[Dataset items]
□ □ □
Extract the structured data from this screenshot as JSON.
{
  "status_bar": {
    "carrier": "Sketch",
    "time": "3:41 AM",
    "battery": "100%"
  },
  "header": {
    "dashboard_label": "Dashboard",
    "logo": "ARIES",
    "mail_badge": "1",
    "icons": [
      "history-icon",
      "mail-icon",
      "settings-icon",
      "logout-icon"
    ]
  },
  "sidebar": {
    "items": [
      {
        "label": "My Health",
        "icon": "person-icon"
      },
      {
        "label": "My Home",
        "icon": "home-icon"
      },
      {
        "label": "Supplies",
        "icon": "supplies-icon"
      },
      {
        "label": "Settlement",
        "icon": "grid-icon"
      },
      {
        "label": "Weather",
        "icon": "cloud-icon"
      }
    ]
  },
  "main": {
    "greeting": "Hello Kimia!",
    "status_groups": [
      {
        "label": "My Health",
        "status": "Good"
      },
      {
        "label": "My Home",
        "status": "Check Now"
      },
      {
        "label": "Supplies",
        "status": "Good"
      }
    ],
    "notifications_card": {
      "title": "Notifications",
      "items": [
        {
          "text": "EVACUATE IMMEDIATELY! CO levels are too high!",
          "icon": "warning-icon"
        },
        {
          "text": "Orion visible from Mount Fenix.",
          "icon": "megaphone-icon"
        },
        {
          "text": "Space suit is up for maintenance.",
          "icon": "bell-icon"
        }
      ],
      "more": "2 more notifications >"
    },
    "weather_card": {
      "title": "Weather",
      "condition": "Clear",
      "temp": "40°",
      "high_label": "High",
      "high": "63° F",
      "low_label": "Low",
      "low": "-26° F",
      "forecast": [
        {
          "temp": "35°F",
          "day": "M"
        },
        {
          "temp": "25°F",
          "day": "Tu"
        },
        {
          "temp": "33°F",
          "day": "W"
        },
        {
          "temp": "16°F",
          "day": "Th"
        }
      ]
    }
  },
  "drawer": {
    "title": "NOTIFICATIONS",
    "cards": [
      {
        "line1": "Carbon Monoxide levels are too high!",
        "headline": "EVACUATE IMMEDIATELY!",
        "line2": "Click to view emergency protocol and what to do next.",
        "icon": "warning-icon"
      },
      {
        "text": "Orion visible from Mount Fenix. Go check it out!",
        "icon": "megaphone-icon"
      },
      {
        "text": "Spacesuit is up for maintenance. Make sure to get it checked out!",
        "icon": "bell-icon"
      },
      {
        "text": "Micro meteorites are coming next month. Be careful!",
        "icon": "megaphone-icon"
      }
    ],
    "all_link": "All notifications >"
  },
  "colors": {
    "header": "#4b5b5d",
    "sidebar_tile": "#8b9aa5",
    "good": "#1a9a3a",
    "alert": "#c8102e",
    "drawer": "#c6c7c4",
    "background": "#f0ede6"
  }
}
□ □ □
Return every line exactly.

* _Response to the exercise_
Extract the structured data from this screenshot as JSON.
{
  "status_bar": {
    "carrier": "Sketch",
    "time": "3:41 AM",
    "battery": "100%"
  },
  "header": {
    "dashboard_label": "Dashboard",
    "logo": "ARIES",
    "mail_badge": "1",
    "icons": [
      "history-icon",
      "mail-icon",
      "settings-icon",
      "logout-icon"
    ]
  },
  "sidebar": {
    "items": [
      {
        "label": "My Health",
        "icon": "person-icon"
      },
      {
        "label": "My Home",
        "icon": "home-icon"
      },
      {
        "label": "Supplies",
        "icon": "supplies-icon"
      },
      {
        "label": "Settlement",
        "icon": "grid-icon"
      },
      {
        "label": "Weather",
        "icon": "cloud-icon"
      }
    ]
  },
  "main": {
    "greeting": "Hello Kimia!",
    "status_groups": [
      {
        "label": "My Health",
        "status": "Good"
      },
      {
        "label": "My Home",
        "status": "Check Now"
      },
      {
        "label": "Supplies",
        "status": "Good"
      }
    ],
    "notifications_card": {
      "title": "Notifications",
      "items": [
        {
          "text": "EVACUATE IMMEDIATELY! CO levels are too high!",
          "icon": "warning-icon"
        },
        {
          "text": "Orion visible from Mount Fenix.",
          "icon": "megaphone-icon"
        },
        {
          "text": "Space suit is up for maintenance.",
          "icon": "bell-icon"
        }
      ],
      "more": "2 more notifications >"
    },
    "weather_card": {
      "title": "Weather",
      "condition": "Clear",
      "temp": "40°",
      "high_label": "High",
      "high": "63° F",
      "low_label": "Low",
      "low": "-26° F",
      "forecast": [
        {
          "temp": "35°F",
          "day": "M"
        },
        {
          "temp": "25°F",
          "day": "Tu"
        },
        {
          "temp": "33°F",
          "day": "W"
        },
        {
          "temp": "16°F",
          "day": "Th"
        }
      ]
    }
  },
  "drawer": {
    "title": "NOTIFICATIONS",
    "cards": [
      {
        "line1": "Carbon Monoxide levels are too high!",
        "headline": "EVACUATE IMMEDIATELY!",
        "line2": "Click to view emergency protocol and what to do next.",
        "icon": "warning-icon"
      },
      {
        "text": "Orion visible from Mount Fenix. Go check it out!",
        "icon": "megaphone-icon"
      },
      {
        "text": "Spacesuit is up for maintenance. Make sure to get it checked out!",
        "icon": "bell-icon"
      },
      {
        "text": "Micro meteorites are coming next month. Be careful!",
        "icon": "megaphone-icon"
      }
    ],
    "all_link": "All notifications >"
  },
  "colors": {
    "header": "#4b5b5d",
    "sidebar_tile": "#8b9aa5",
    "good": "#1a9a3a",
    "alert": "#c8102e",
    "drawer": "#c6c7c4",
    "background": "#f0ede6"
  }
}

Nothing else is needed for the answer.